Task requirements -
Would you pull out every line of the material that contains the string "polygon"?

___ Items

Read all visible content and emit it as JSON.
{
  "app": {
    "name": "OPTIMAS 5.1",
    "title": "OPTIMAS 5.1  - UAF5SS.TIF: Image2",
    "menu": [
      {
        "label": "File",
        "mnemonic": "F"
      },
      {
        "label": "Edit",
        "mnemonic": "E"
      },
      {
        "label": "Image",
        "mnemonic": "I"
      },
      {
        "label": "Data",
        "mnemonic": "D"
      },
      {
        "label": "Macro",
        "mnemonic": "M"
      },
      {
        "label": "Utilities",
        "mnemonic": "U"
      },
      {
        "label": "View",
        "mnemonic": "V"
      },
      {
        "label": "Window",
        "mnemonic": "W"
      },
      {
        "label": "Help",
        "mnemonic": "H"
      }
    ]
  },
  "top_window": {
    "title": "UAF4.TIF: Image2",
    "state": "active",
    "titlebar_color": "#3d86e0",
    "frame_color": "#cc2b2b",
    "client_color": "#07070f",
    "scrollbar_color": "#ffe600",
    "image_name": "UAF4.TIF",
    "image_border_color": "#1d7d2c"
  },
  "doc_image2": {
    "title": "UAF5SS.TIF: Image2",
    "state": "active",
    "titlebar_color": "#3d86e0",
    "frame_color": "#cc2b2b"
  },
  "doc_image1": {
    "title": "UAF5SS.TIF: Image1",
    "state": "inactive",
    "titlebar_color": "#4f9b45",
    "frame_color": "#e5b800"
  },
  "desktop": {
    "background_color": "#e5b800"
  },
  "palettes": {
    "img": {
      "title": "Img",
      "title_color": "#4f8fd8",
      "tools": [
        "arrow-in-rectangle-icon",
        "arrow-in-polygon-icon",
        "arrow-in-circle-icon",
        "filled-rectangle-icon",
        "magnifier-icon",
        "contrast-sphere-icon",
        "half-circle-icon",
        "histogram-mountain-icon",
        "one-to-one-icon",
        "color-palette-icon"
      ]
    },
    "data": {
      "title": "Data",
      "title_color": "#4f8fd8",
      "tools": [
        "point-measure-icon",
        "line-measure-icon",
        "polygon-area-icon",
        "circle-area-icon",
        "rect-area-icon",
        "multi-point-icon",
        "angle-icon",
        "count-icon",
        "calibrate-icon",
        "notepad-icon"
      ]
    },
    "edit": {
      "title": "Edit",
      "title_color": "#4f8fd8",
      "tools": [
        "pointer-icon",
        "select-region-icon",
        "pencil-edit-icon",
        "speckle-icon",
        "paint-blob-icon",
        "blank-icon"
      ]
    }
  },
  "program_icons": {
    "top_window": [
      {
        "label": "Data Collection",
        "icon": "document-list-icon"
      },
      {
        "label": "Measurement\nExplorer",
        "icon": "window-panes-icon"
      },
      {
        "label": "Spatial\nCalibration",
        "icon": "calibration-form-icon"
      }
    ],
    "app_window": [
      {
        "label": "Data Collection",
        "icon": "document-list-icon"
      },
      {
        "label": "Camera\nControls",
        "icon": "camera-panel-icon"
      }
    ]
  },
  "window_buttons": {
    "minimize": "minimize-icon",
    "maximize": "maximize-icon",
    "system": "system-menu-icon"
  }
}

______

Worked answer -
        "arrow-in-polygon-icon",
        "polygon-area-icon",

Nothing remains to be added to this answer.